▶ **Stored data**:
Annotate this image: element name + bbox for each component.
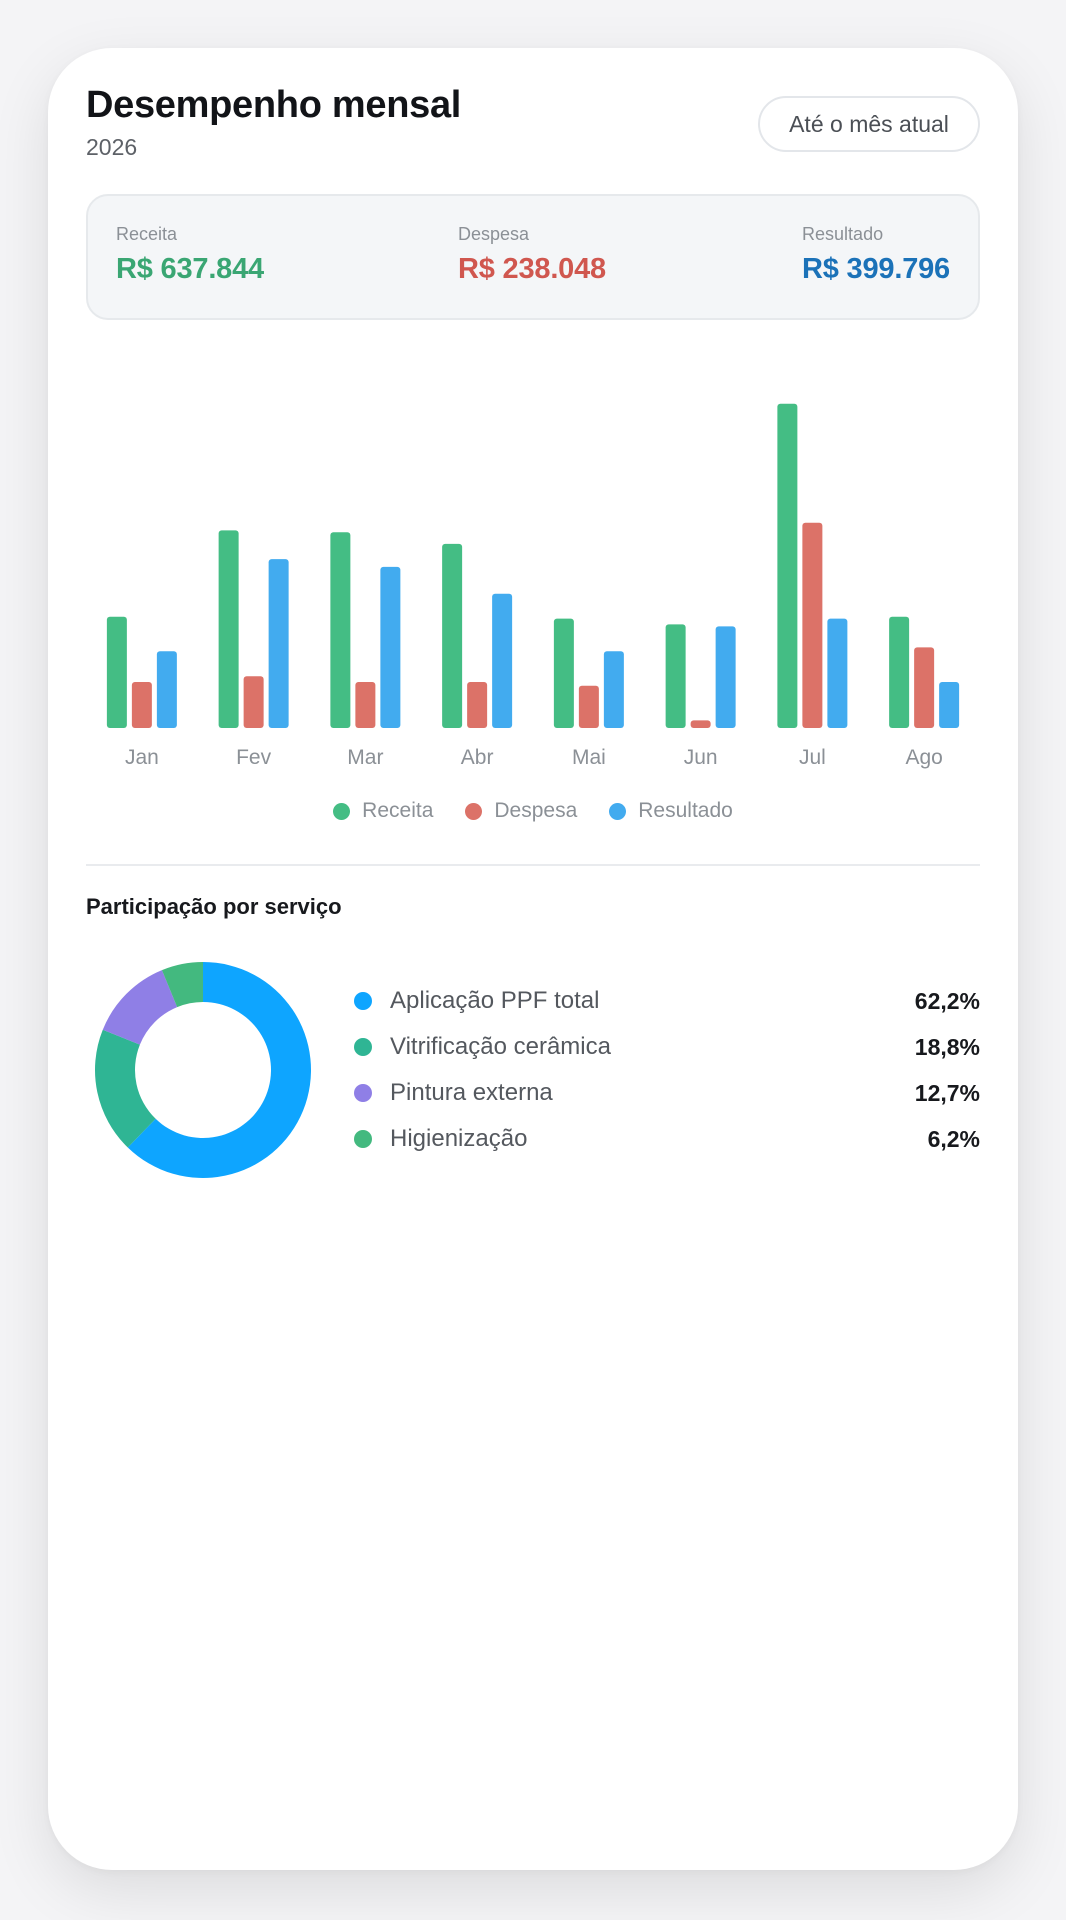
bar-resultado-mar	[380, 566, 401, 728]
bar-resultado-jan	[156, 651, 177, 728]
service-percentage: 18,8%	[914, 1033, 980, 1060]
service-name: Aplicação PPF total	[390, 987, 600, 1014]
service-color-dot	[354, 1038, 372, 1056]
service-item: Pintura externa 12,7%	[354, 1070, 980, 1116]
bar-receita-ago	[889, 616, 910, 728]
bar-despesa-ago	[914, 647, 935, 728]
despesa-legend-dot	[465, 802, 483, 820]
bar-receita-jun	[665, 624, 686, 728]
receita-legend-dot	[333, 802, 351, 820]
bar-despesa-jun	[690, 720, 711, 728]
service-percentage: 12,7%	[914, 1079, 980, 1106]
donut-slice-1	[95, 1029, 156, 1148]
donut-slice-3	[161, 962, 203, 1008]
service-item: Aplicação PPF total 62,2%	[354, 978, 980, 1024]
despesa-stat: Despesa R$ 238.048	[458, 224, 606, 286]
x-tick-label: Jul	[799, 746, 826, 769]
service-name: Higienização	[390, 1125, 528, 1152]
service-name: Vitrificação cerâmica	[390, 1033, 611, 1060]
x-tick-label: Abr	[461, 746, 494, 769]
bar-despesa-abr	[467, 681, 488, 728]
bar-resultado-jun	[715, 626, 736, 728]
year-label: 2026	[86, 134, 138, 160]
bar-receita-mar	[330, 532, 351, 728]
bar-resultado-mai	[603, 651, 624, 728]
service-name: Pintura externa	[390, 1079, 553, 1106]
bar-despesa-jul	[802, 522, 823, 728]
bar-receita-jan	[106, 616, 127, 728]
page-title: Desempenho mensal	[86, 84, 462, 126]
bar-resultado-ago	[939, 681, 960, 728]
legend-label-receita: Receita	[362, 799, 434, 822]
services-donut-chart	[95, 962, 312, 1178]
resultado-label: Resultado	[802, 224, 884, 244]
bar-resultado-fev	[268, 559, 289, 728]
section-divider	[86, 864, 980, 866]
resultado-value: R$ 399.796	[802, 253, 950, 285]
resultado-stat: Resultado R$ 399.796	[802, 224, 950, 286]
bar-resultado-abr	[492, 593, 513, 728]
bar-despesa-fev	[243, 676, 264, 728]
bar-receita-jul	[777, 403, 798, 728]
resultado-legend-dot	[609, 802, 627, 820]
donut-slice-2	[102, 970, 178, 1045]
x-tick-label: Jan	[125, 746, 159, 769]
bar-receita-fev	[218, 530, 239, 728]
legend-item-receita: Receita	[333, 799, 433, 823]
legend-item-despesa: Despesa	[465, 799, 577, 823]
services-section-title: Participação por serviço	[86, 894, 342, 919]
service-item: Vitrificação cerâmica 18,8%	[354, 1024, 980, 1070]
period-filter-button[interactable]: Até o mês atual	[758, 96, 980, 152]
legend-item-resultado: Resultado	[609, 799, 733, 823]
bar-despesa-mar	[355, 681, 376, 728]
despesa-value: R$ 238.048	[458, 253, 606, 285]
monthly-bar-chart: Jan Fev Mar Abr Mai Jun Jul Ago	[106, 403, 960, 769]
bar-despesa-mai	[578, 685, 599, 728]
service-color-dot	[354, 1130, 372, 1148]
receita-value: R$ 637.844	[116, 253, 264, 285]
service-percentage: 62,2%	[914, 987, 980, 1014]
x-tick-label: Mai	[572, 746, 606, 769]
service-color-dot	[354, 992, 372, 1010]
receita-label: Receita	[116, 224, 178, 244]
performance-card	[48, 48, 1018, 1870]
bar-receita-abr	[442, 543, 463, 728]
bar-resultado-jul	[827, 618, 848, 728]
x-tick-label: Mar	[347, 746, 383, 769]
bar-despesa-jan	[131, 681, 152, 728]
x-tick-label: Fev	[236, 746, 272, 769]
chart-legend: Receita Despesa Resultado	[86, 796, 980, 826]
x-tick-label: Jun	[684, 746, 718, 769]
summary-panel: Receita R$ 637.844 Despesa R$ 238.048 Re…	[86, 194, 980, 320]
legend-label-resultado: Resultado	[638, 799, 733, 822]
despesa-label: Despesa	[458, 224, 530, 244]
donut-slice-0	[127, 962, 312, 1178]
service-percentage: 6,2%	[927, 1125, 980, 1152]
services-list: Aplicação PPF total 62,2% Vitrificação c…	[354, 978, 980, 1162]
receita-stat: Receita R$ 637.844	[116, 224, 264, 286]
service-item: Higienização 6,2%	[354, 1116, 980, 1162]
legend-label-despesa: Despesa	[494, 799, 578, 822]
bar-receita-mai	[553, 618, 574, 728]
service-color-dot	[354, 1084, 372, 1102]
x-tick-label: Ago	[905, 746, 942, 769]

...

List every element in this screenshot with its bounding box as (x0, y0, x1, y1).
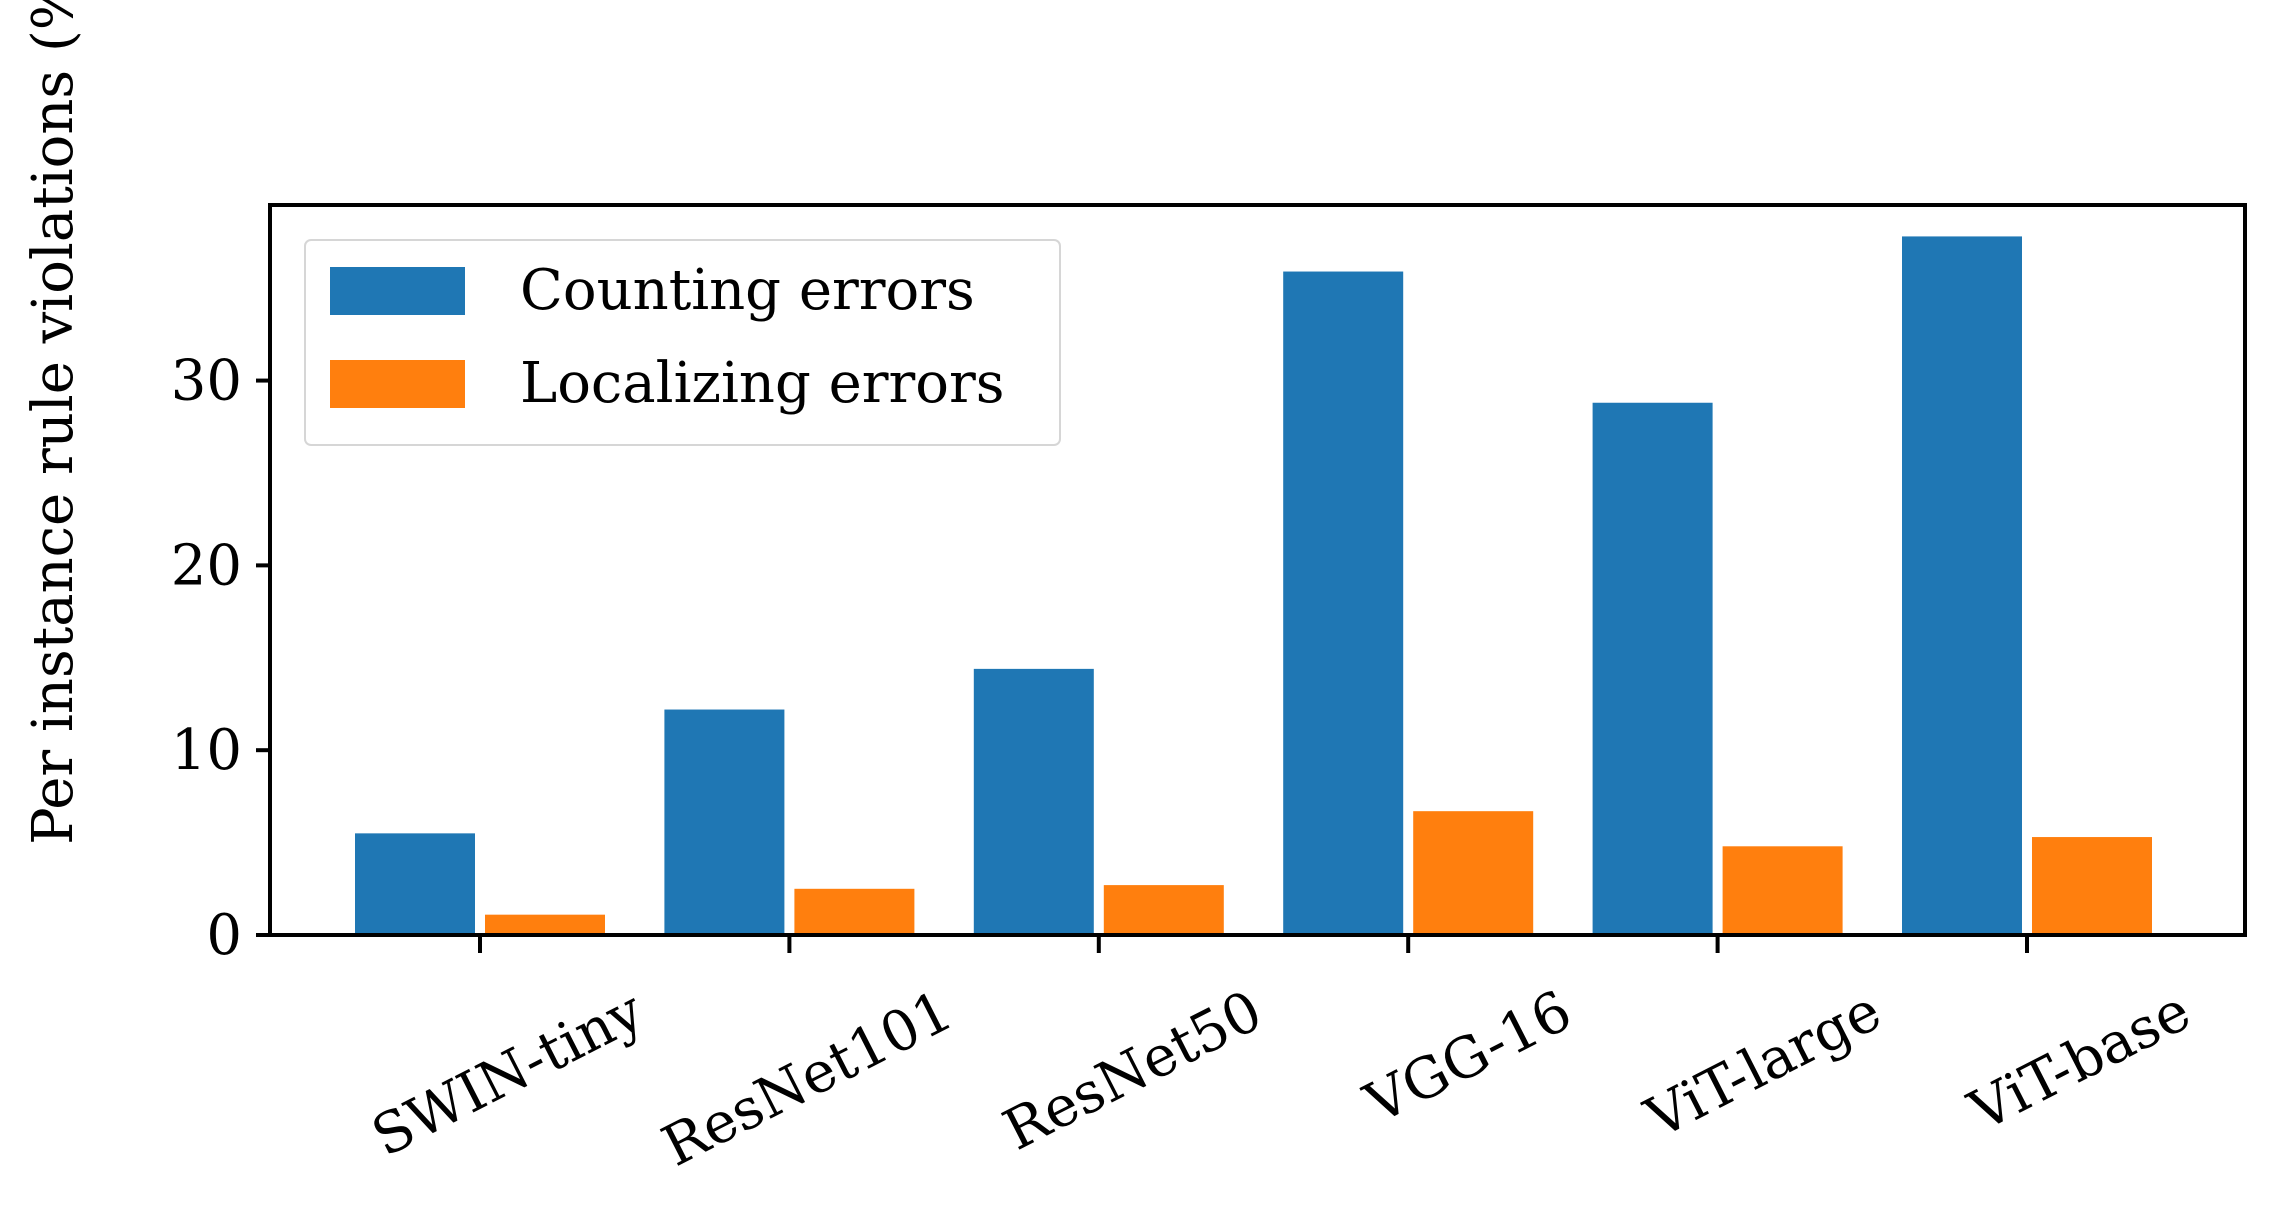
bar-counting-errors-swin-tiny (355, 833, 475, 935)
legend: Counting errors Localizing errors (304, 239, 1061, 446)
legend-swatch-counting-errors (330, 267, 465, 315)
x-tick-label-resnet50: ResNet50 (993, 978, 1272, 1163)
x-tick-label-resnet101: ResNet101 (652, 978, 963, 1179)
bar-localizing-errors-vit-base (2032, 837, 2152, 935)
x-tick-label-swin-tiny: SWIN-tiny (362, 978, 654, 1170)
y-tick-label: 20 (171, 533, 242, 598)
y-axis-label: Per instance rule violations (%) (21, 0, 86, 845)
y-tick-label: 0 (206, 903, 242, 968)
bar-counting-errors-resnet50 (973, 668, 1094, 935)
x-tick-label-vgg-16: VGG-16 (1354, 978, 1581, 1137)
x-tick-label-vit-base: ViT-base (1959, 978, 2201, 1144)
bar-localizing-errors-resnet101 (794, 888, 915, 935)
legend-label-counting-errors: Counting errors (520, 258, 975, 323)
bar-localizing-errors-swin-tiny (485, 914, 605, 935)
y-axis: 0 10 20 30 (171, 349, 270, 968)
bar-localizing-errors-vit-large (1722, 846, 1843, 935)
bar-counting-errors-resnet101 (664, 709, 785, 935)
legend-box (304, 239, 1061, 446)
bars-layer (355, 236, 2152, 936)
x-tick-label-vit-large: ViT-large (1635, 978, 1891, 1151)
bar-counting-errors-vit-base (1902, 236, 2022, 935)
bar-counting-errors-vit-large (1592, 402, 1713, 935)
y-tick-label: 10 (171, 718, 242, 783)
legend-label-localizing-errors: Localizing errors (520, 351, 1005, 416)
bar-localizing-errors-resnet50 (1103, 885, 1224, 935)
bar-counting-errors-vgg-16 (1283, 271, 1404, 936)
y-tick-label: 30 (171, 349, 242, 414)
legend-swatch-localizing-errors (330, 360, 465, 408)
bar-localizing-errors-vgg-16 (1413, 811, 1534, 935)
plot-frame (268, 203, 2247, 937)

--

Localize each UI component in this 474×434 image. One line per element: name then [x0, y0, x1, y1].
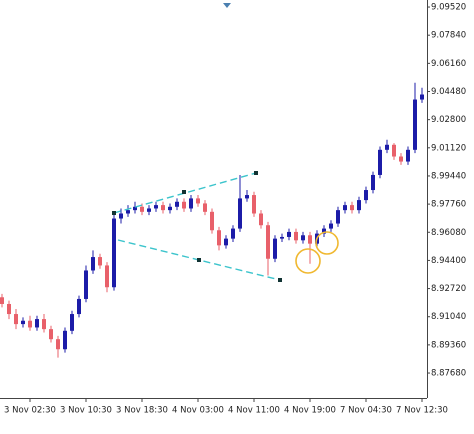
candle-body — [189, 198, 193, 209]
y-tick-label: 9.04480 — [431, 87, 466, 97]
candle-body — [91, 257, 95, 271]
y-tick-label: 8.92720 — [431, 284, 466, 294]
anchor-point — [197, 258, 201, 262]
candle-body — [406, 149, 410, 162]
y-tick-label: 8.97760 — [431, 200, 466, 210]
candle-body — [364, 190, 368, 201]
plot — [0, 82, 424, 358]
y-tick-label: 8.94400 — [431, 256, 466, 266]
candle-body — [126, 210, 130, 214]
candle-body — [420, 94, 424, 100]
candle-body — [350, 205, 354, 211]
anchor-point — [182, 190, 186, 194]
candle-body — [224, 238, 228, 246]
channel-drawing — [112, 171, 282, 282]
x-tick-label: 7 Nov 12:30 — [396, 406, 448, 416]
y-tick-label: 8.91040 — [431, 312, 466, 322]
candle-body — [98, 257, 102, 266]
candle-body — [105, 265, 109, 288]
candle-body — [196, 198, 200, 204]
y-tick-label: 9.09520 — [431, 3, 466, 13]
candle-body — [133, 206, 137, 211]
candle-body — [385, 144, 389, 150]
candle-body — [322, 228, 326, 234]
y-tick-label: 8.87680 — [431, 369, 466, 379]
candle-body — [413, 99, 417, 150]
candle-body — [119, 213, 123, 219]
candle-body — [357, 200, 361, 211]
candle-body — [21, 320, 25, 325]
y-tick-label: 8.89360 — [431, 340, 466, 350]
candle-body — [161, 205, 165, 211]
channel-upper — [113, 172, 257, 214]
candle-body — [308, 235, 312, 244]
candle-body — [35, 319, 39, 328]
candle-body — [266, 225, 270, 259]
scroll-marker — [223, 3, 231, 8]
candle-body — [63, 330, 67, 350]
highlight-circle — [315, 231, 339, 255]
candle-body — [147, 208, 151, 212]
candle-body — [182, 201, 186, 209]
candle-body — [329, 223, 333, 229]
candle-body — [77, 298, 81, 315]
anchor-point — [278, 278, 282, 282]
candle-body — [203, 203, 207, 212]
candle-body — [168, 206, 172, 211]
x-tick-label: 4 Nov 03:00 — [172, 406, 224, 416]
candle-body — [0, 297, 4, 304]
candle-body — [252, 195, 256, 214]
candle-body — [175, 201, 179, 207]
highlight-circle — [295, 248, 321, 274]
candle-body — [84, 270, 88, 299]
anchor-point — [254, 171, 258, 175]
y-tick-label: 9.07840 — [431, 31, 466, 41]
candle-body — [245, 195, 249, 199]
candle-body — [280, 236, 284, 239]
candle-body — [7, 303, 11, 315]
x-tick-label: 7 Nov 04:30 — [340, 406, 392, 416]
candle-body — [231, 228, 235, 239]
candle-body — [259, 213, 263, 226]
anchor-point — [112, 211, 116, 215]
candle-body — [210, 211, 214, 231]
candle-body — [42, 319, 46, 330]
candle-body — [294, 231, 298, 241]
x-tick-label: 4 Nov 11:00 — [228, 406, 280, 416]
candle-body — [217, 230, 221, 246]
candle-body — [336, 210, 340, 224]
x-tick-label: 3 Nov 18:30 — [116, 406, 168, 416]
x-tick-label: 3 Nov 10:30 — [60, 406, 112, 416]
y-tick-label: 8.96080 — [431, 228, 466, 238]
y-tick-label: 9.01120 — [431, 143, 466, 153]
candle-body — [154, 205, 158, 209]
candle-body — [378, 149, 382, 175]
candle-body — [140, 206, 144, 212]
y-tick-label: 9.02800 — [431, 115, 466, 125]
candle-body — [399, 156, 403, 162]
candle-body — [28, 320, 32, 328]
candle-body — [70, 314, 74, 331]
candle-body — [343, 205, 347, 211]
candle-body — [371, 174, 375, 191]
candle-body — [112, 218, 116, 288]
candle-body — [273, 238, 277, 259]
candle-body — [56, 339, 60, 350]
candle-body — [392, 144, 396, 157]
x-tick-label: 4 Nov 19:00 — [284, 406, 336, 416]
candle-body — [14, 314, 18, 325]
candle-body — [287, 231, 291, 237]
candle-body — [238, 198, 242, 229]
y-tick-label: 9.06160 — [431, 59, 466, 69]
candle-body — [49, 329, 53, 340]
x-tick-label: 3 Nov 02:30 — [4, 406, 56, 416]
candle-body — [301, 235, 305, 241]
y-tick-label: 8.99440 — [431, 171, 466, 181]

▶ **What is being asked**:
Reproduce, with no changes, every line from the one containing "566, 401, 728]" through the one containing "647, 935, 728]", including both of those lines.

▶ **Answer for this exercise**:
bar-resultado-mar	[380, 566, 401, 728]
bar-resultado-jan	[156, 651, 177, 728]
service-percentage: 18,8%	[914, 1033, 980, 1060]
service-name: Aplicação PPF total	[390, 987, 600, 1014]
service-color-dot	[354, 1038, 372, 1056]
service-item: Pintura externa 12,7%	[354, 1070, 980, 1116]
bar-receita-ago	[889, 616, 910, 728]
bar-despesa-ago	[914, 647, 935, 728]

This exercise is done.